Your objective =>
List every line in this data where the string "below" occurs.
_ _ _ _ _
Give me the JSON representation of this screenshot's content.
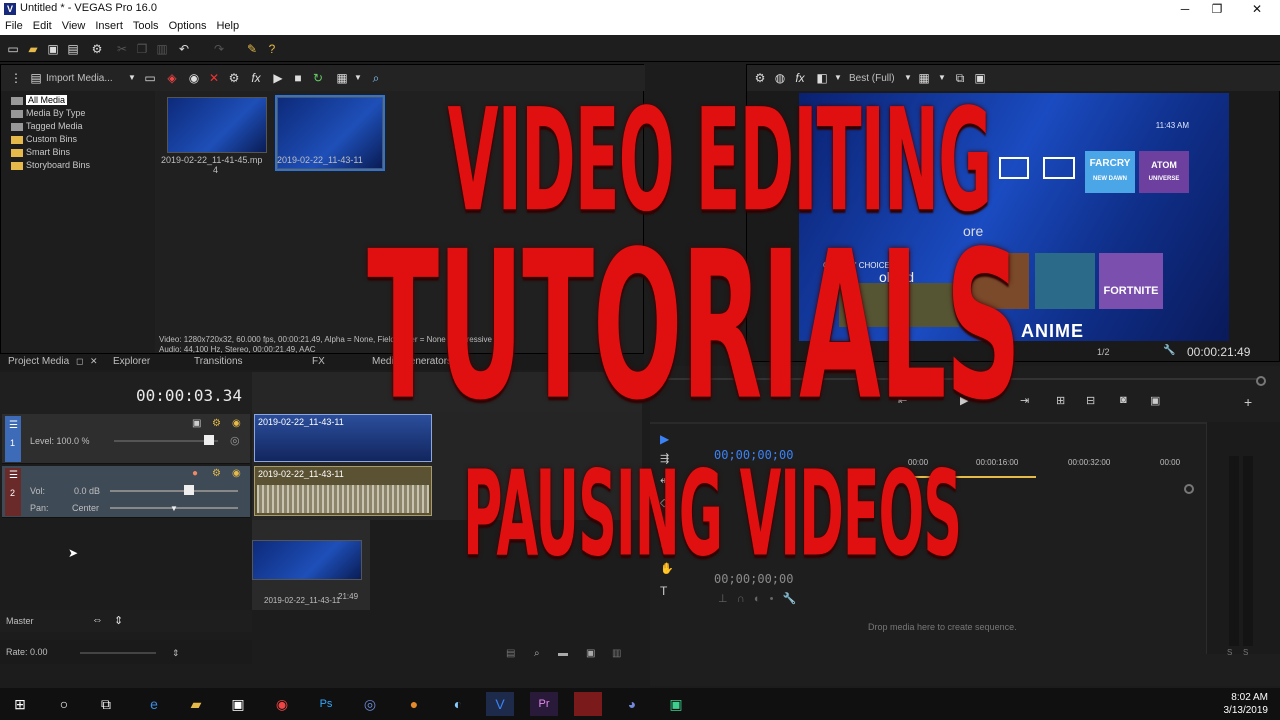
{
  "window": {
    "title": "Untitled * - VEGAS Pro 16.0",
    "minimize": "─",
    "maximize": "❐",
    "close": "✕"
  },
  "menu": [
    "File",
    "Edit",
    "View",
    "Insert",
    "Tools",
    "Options",
    "Help"
  ],
  "media_toolbar": {
    "import_label": "Import Media..."
  },
  "media_tree": [
    "All Media",
    "Media By Type",
    "Tagged Media",
    "Custom Bins",
    "Smart Bins",
    "Storyboard Bins"
  ],
  "media_files": [
    {
      "name": "2019-02-22_11-41-45.mp",
      "sub": "4"
    },
    {
      "name": "2019-02-22_11-43-11",
      "sub": ""
    }
  ],
  "media_info": {
    "line1": "Video: 1280x720x32, 60.000 fps, 00:00:21.49, Alpha = None, Field Order = None (progressive scan)",
    "line2": "Audio: 44,100 Hz, Stereo, 00:00:21.49, AAC"
  },
  "bottom_tabs": [
    "Project Media",
    "Explorer",
    "Transitions",
    "FX",
    "Media Generators"
  ],
  "timecode": "00:00:03.34",
  "track1": {
    "level": "Level: 100.0 %",
    "number": "1"
  },
  "track2": {
    "vol_label": "Vol:",
    "vol_value": "0.0 dB",
    "pan_label": "Pan:",
    "pan_value": "Center",
    "number": "2"
  },
  "clips": [
    "2019-02-22_11-43-11",
    "2019-02-22_11-43-11"
  ],
  "storyboard": {
    "clip_name": "2019-02-22_11-43-11",
    "duration": "21:49"
  },
  "master_label": "Master",
  "rate_label": "Rate: 0.00",
  "preview_toolbar": {
    "quality": "Best (Full)"
  },
  "preview_screen": {
    "time": "11:43 AM",
    "critics": "CRITICS' CHOICE",
    "fortnite": "FORTNITE",
    "farcry": "FARCRY",
    "farcry_sub": "NEW DAWN",
    "atom": "ATOM",
    "atom_sub": "UNIVERSE",
    "anime": "ANIME",
    "more": "ore",
    "john": "ohn d"
  },
  "preview_footer": {
    "ratio": "1/2",
    "timecode": "00:00:21:49"
  },
  "trimmer": {
    "timecode": "00;00;00;00",
    "ruler": [
      "00:00",
      "00:00:16:00",
      "00:00:32:00",
      "00:00"
    ],
    "timecode2": "00;00;00;00",
    "drop_hint": "Drop media here to create sequence."
  },
  "overlay": {
    "line1": "VIDEO EDITING",
    "line2": "TUTORIALS",
    "line3": "PAUSING VIDEOS"
  },
  "taskbar": {
    "time": "8:02 AM",
    "date": "3/13/2019"
  },
  "colors": {
    "overlay_red": "#e01010",
    "accent_blue": "#2e73d6"
  }
}
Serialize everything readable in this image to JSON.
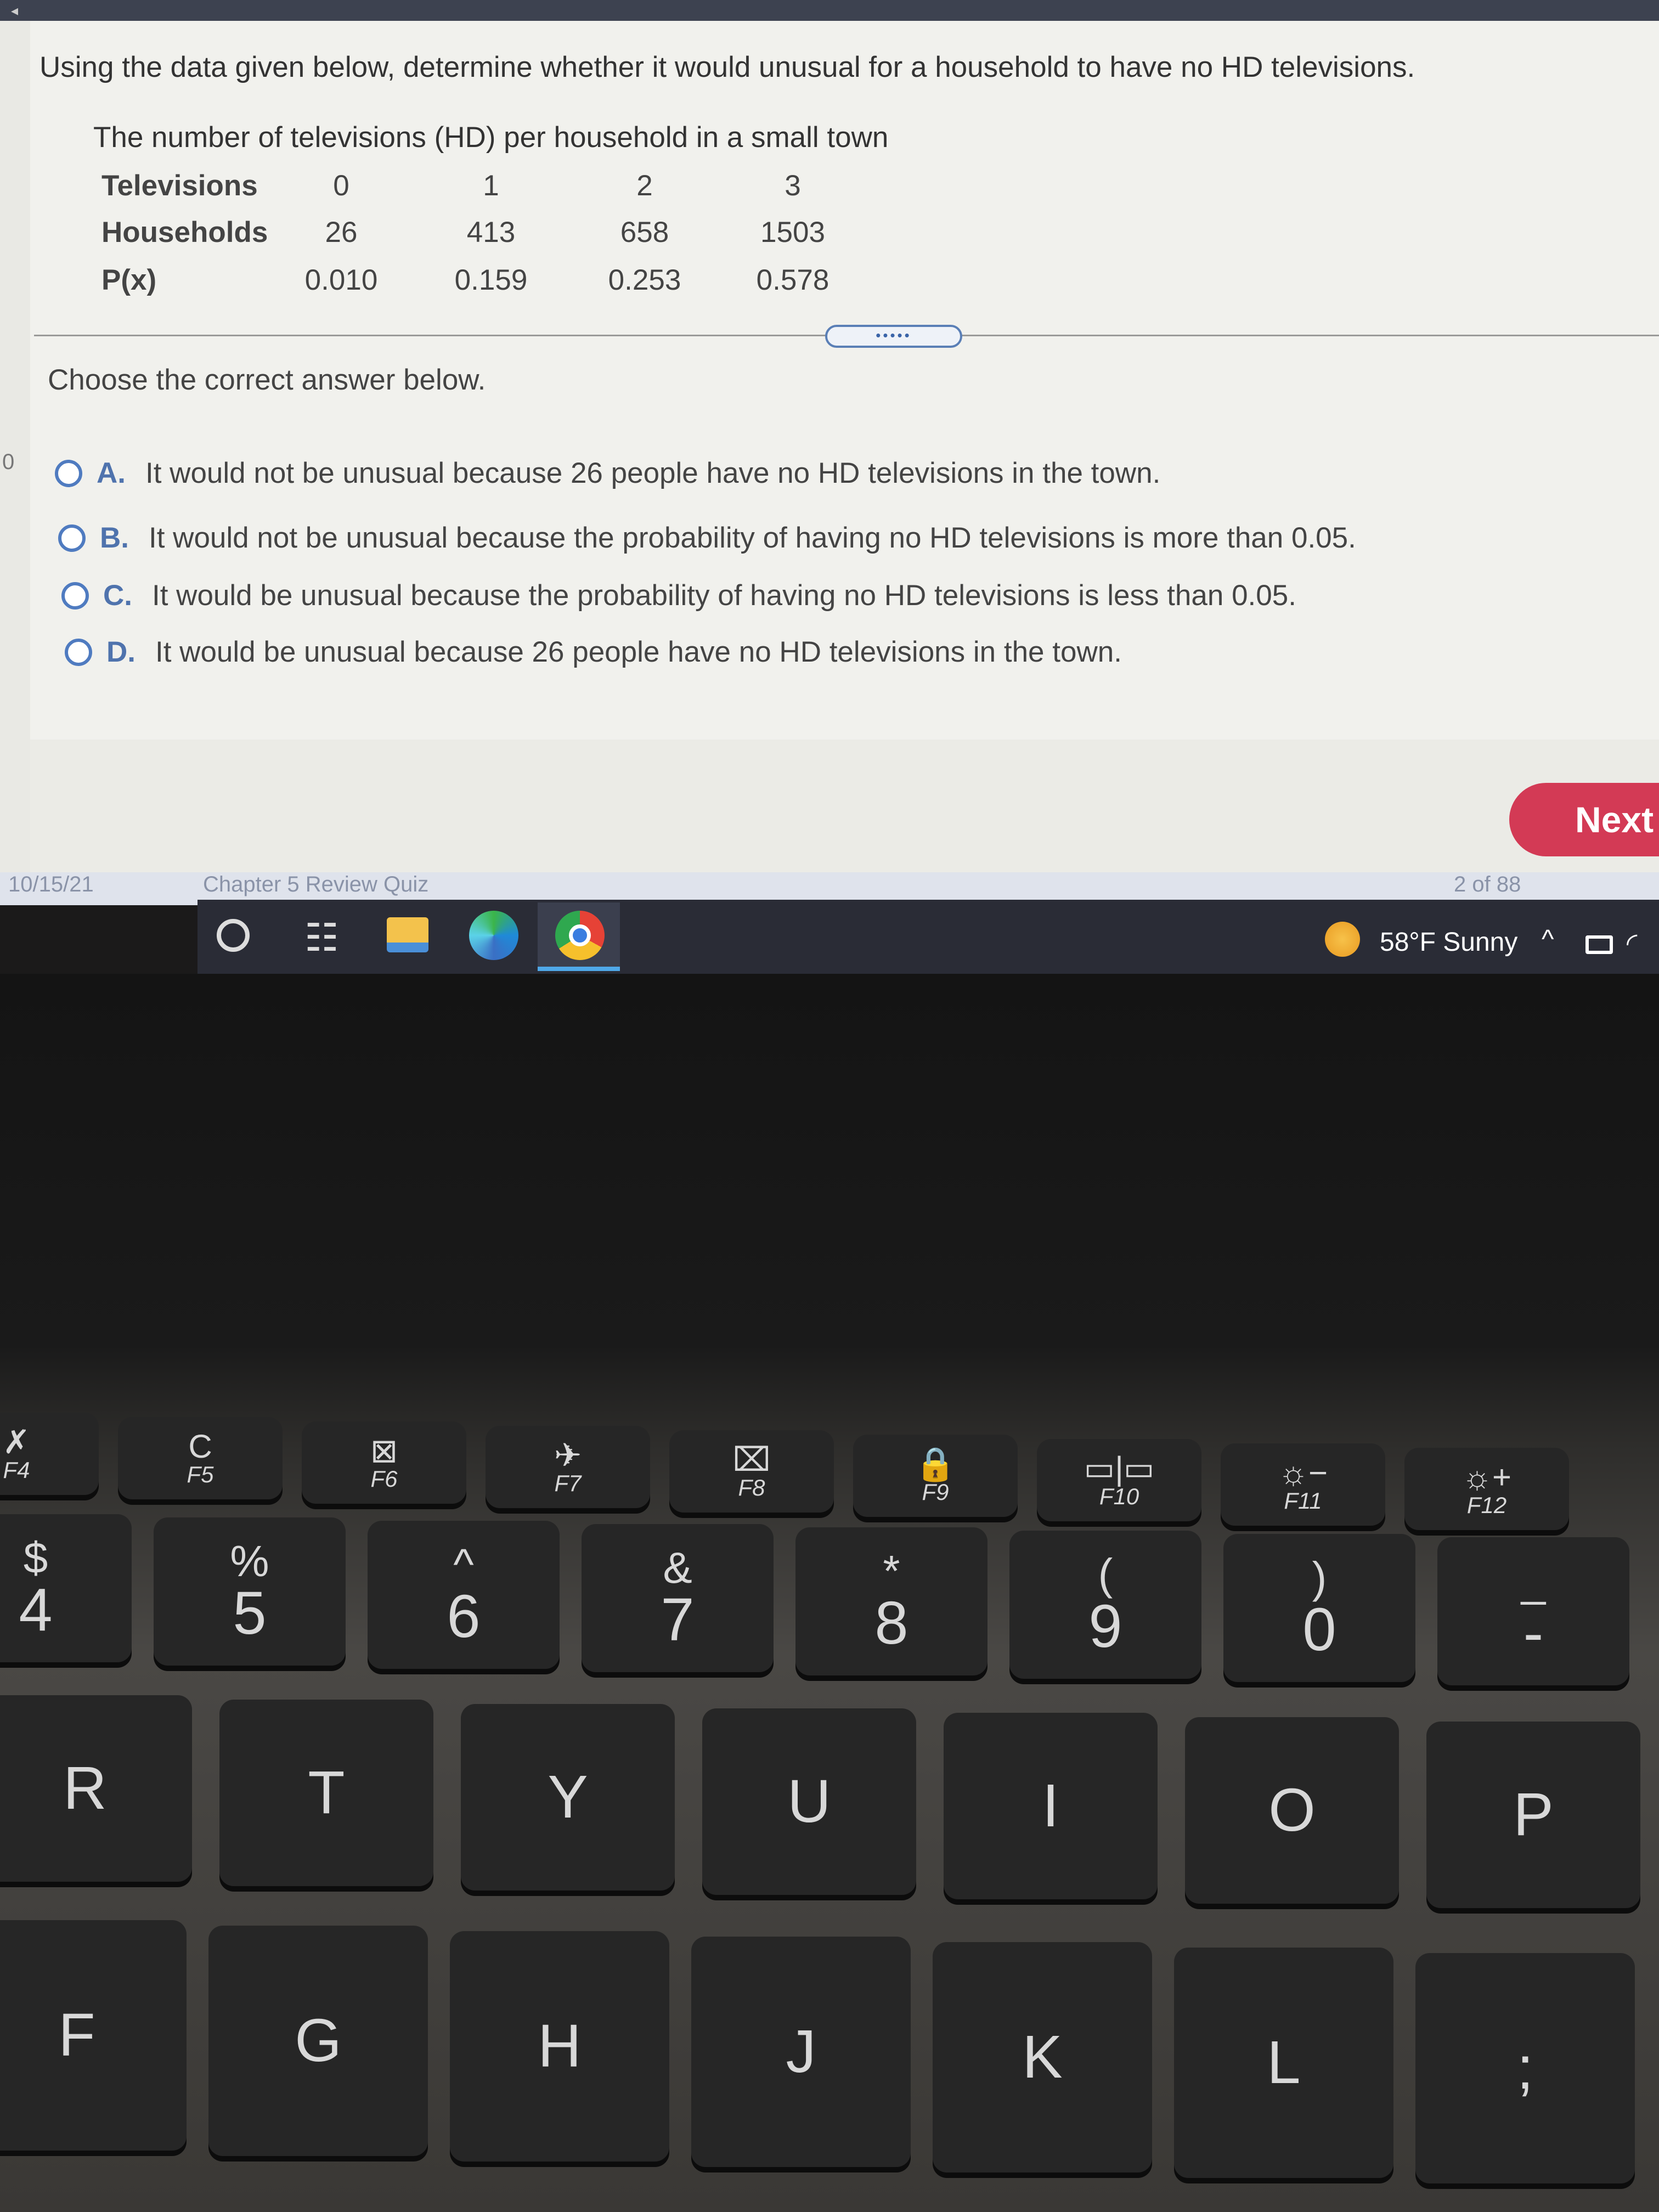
{
  "question": "Using the data given below, determine whether it would unusual for a household to have no HD televisions.",
  "table": {
    "title": "The number of televisions (HD) per household in a small town",
    "rows": [
      {
        "label": "Televisions",
        "values": [
          "0",
          "1",
          "2",
          "3"
        ]
      },
      {
        "label": "Households",
        "values": [
          "26",
          "413",
          "658",
          "1503"
        ]
      },
      {
        "label": "P(x)",
        "values": [
          "0.010",
          "0.159",
          "0.253",
          "0.578"
        ]
      }
    ]
  },
  "handle": "•••••",
  "instruction": "Choose the correct answer below.",
  "options": [
    {
      "letter": "A.",
      "text": "It would not be unusual because 26 people have no HD televisions in the town."
    },
    {
      "letter": "B.",
      "text": "It would not be unusual because the probability of having no HD televisions is more than 0.05."
    },
    {
      "letter": "C.",
      "text": "It would be unusual because the probability of having no HD televisions is less than 0.05."
    },
    {
      "letter": "D.",
      "text": "It would be unusual because 26 people have no HD televisions in the town."
    }
  ],
  "next_label": "Next",
  "background_tab": {
    "date": "10/15/21",
    "title": "Chapter 5 Review Quiz",
    "count": "2 of 88"
  },
  "taskbar": {
    "weather": "58°F  Sunny",
    "icons": [
      "search-icon",
      "task-view-icon",
      "file-explorer-icon",
      "edge-icon",
      "chrome-icon"
    ]
  },
  "keyboard": {
    "fn_row": [
      {
        "icon": "✗",
        "label": "F4"
      },
      {
        "icon": "C",
        "label": "F5"
      },
      {
        "icon": "⊠",
        "label": "F6"
      },
      {
        "icon": "✈",
        "label": "F7"
      },
      {
        "icon": "⌧",
        "label": "F8"
      },
      {
        "icon": "🔒",
        "label": "F9"
      },
      {
        "icon": "▭|▭",
        "label": "F10"
      },
      {
        "icon": "☼−",
        "label": "F11"
      },
      {
        "icon": "☼+",
        "label": "F12"
      }
    ],
    "num_row": [
      {
        "top": "$",
        "main": "4"
      },
      {
        "top": "%",
        "main": "5"
      },
      {
        "top": "^",
        "main": "6"
      },
      {
        "top": "&",
        "main": "7"
      },
      {
        "top": "*",
        "main": "8"
      },
      {
        "top": "(",
        "main": "9"
      },
      {
        "top": ")",
        "main": "0"
      },
      {
        "top": "_",
        "main": "-"
      }
    ],
    "row_r": [
      "R",
      "T",
      "Y",
      "U",
      "I",
      "O",
      "P"
    ],
    "row_f": [
      "F",
      "G",
      "H",
      "J",
      "K",
      "L",
      ";"
    ]
  }
}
_ _ _ _ _
Complete response =>
  "question": "Using the data given below, determine whether it would unusual for a household to have no HD televisions.",
  "instruction": "Choose the correct answer below.",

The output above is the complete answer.